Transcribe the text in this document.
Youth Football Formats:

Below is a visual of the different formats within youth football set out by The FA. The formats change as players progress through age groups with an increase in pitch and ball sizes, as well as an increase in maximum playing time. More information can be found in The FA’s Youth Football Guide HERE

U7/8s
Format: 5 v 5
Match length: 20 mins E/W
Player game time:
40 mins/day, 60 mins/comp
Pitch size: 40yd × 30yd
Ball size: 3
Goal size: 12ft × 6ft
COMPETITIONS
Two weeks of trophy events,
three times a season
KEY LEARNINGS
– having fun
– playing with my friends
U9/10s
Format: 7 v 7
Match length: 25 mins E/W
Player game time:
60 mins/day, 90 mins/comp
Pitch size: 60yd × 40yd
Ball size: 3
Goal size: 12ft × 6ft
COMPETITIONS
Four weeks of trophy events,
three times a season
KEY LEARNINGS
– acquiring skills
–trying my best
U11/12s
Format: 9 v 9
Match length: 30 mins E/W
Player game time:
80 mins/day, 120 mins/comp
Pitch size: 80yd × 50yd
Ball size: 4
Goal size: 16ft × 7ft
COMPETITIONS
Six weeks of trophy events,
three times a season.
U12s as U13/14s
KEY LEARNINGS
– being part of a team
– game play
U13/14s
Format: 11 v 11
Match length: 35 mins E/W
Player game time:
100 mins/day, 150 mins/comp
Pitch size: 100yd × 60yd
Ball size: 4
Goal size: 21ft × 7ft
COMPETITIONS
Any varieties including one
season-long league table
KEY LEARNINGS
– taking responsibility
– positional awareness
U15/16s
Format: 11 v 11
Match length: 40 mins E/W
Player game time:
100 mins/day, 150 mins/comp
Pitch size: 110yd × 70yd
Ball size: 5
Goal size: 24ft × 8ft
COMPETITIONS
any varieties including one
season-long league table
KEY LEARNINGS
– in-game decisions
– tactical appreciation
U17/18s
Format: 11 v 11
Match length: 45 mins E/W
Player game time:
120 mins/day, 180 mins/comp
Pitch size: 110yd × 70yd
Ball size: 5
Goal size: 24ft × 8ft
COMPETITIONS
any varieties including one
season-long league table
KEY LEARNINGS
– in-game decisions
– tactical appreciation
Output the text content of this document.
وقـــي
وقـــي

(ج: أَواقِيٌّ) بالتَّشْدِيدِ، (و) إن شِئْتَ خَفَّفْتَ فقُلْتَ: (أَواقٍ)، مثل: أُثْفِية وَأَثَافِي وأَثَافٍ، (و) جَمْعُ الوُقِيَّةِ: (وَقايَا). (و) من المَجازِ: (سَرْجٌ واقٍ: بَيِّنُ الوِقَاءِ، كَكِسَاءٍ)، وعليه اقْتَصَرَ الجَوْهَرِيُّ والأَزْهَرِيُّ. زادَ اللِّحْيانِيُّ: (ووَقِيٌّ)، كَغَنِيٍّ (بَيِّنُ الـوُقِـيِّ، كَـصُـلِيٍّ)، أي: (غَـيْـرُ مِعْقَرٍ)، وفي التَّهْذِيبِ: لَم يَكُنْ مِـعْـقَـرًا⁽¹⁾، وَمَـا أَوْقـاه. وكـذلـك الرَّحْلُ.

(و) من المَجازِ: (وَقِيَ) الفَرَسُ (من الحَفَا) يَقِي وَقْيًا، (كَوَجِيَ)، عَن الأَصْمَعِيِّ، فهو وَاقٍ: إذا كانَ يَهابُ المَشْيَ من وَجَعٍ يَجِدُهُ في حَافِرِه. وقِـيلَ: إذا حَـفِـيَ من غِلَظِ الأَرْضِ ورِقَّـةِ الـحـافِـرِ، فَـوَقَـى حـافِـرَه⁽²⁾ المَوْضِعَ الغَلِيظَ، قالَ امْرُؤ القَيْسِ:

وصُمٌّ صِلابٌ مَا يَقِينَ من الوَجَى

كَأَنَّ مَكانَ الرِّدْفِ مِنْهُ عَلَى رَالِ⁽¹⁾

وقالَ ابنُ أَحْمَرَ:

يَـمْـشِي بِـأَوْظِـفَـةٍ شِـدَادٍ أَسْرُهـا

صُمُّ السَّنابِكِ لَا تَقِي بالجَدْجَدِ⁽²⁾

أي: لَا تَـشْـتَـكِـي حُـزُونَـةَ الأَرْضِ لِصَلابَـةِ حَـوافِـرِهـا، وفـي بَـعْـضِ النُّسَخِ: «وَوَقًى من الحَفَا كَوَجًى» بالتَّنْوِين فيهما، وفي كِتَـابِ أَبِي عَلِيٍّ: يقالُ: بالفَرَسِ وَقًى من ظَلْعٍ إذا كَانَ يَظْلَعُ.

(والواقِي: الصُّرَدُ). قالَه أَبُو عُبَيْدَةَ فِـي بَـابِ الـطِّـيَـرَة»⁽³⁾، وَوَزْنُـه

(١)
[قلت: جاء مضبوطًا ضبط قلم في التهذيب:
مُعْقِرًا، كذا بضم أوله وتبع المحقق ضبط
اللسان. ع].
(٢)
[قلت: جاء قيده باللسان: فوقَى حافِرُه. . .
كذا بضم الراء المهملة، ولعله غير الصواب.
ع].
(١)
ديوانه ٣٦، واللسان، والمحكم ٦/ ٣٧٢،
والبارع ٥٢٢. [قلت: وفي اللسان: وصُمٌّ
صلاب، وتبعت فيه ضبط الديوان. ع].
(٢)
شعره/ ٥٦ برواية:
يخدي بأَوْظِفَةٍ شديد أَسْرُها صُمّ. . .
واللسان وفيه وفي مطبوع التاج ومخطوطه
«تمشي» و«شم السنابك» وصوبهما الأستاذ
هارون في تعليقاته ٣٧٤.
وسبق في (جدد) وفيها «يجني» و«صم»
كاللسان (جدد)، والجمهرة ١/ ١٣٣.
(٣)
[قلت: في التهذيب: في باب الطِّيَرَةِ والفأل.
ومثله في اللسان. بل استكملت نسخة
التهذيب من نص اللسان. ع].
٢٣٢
┄┄┄┄┄┄┄┄┄┄
### [STATED GOAL]
Extract each line from the listing that holds the word "واللسان".

### [FULL SOLUTION]
ديوانه ٣٦، واللسان، والمحكم ٦/ ٣٧٢،
واللسان وفيه وفي مطبوع التاج ومخطوطه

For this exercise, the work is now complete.